- EXERCISE OBJECTIVE: What is needed is an exact copy of every entry below.
=== MATERIAL SHOWN ===
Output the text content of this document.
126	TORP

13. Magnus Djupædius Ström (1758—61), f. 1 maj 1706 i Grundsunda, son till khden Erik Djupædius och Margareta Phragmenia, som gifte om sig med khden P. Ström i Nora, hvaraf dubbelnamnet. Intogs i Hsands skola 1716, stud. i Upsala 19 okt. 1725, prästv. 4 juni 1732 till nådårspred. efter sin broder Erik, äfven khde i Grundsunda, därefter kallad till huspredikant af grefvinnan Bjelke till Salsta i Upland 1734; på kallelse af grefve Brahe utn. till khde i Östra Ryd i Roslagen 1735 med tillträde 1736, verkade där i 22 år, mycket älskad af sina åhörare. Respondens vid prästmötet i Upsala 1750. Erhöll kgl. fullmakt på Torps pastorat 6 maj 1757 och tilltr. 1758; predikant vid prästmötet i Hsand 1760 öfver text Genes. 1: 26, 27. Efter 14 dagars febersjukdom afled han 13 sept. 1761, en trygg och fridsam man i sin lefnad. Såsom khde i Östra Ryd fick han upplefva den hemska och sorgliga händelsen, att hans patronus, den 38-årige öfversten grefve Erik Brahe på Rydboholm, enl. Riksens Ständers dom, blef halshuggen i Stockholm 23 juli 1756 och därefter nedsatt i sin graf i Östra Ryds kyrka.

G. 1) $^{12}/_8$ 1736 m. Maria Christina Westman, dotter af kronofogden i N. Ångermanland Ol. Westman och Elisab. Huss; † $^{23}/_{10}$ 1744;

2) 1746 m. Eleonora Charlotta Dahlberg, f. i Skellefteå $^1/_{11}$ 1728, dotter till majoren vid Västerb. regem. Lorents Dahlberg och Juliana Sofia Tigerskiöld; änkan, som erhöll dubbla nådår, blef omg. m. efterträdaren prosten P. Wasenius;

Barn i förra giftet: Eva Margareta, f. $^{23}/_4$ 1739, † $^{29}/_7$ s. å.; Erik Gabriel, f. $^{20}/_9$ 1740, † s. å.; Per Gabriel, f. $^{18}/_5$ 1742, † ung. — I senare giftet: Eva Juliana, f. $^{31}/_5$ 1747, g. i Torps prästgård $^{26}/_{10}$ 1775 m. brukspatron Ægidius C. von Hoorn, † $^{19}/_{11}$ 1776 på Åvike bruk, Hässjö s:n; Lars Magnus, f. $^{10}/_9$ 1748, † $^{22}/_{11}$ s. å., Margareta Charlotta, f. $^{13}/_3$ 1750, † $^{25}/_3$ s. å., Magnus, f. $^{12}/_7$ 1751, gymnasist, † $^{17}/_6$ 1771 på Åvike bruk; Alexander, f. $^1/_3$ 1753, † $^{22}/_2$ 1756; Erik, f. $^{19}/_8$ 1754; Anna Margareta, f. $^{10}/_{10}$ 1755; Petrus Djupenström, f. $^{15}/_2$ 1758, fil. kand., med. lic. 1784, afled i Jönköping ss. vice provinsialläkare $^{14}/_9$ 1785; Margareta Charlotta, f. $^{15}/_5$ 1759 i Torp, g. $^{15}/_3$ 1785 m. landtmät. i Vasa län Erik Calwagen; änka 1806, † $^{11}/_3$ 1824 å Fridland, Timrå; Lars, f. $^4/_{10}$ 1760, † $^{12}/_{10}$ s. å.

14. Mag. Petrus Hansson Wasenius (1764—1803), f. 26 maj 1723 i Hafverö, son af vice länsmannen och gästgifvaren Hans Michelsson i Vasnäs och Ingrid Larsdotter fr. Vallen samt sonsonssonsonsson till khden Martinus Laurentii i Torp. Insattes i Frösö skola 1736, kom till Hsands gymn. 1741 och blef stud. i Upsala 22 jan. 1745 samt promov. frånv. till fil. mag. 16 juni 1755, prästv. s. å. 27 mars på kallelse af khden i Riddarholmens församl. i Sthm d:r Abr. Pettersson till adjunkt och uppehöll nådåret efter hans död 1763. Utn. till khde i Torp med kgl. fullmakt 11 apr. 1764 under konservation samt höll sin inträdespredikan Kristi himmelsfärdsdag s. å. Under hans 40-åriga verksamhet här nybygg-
===
- SOLUTION FOR THIS EXERCISE:
Output the text content of this document.
126	TORP

13. Magnus Djupædius Ström (1758—61), f. 1 maj 1706 i Grundsunda, son till khden Erik Djupædius och Margareta Phragmenia, som gifte om sig med khden P. Ström i Nora, hvaraf dubbelnamnet. Intogs i Hsands skola 1716, stud. i Upsala 19 okt. 1725, prästv. 4 juni 1732 till nådårspred. efter sin broder Erik, äfven khde i Grundsunda, därefter kallad till huspredikant af grefvinnan Bjelke till Salsta i Upland 1734; på kallelse af grefve Brahe utn. till khde i Östra Ryd i Roslagen 1735 med tillträde 1736, verkade där i 22 år, mycket älskad af sina åhörare. Respondens vid prästmötet i Upsala 1750. Erhöll kgl. fullmakt på Torps pastorat 6 maj 1757 och tilltr. 1758; predikant vid prästmötet i Hsand 1760 öfver text Genes. 1: 26, 27. Efter 14 dagars febersjukdom afled han 13 sept. 1761, en trygg och fridsam man i sin lefnad. Såsom khde i Östra Ryd fick han upplefva den hemska och sorgliga händelsen, att hans patronus, den 38-årige öfversten grefve Erik Brahe på Rydboholm, enl. Riksens Ständers dom, blef halshuggen i Stockholm 23 juli 1756 och därefter nedsatt i sin graf i Östra Ryds kyrka.

G. 1) $^{12}/_8$ 1736 m. Maria Christina Westman, dotter af kronofogden i N. Ångermanland Ol. Westman och Elisab. Huss; † $^{23}/_{10}$ 1744;

2) 1746 m. Eleonora Charlotta Dahlberg, f. i Skellefteå $^1/_{11}$ 1728, dotter till majoren vid Västerb. regem. Lorents Dahlberg och Juliana Sofia Tigerskiöld; änkan, som erhöll dubbla nådår, blef omg. m. efterträdaren prosten P. Wasenius;

Barn i förra giftet: Eva Margareta, f. $^{23}/_4$ 1739, † $^{29}/_7$ s. å.; Erik Gabriel, f. $^{20}/_9$ 1740, † s. å.; Per Gabriel, f. $^{18}/_5$ 1742, † ung. — I senare giftet: Eva Juliana, f. $^{31}/_5$ 1747, g. i Torps prästgård $^{26}/_{10}$ 1775 m. brukspatron Ægidius C. von Hoorn, † $^{19}/_{11}$ 1776 på Åvike bruk, Hässjö s:n; Lars Magnus, f. $^{10}/_9$ 1748, † $^{22}/_{11}$ s. å., Margareta Charlotta, f. $^{13}/_3$ 1750, † $^{25}/_3$ s. å., Magnus, f. $^{12}/_7$ 1751, gymnasist, † $^{17}/_6$ 1771 på Åvike bruk; Alexander, f. $^1/_3$ 1753, † $^{22}/_2$ 1756; Erik, f. $^{19}/_8$ 1754; Anna Margareta, f. $^{10}/_{10}$ 1755; Petrus Djupenström, f. $^{15}/_2$ 1758, fil. kand., med. lic. 1784, afled i Jönköping ss. vice provinsialläkare $^{14}/_9$ 1785; Margareta Charlotta, f. $^{15}/_5$ 1759 i Torp, g. $^{15}/_3$ 1785 m. landtmät. i Vasa län Erik Calwagen; änka 1806, † $^{11}/_3$ 1824 å Fridland, Timrå; Lars, f. $^4/_{10}$ 1760, † $^{12}/_{10}$ s. å.

14. Mag. Petrus Hansson Wasenius (1764—1803), f. 26 maj 1723 i Hafverö, son af vice länsmannen och gästgifvaren Hans Michelsson i Vasnäs och Ingrid Larsdotter fr. Vallen samt sonsonssonsonsson till khden Martinus Laurentii i Torp. Insattes i Frösö skola 1736, kom till Hsands gymn. 1741 och blef stud. i Upsala 22 jan. 1745 samt promov. frånv. till fil. mag. 16 juni 1755, prästv. s. å. 27 mars på kallelse af khden i Riddarholmens församl. i Sthm d:r Abr. Pettersson till adjunkt och uppehöll nådåret efter hans död 1763. Utn. till khde i Torp med kgl. fullmakt 11 apr. 1764 under konservation samt höll sin inträdespredikan Kristi himmelsfärdsdag s. å. Under hans 40-åriga verksamhet här nybygg-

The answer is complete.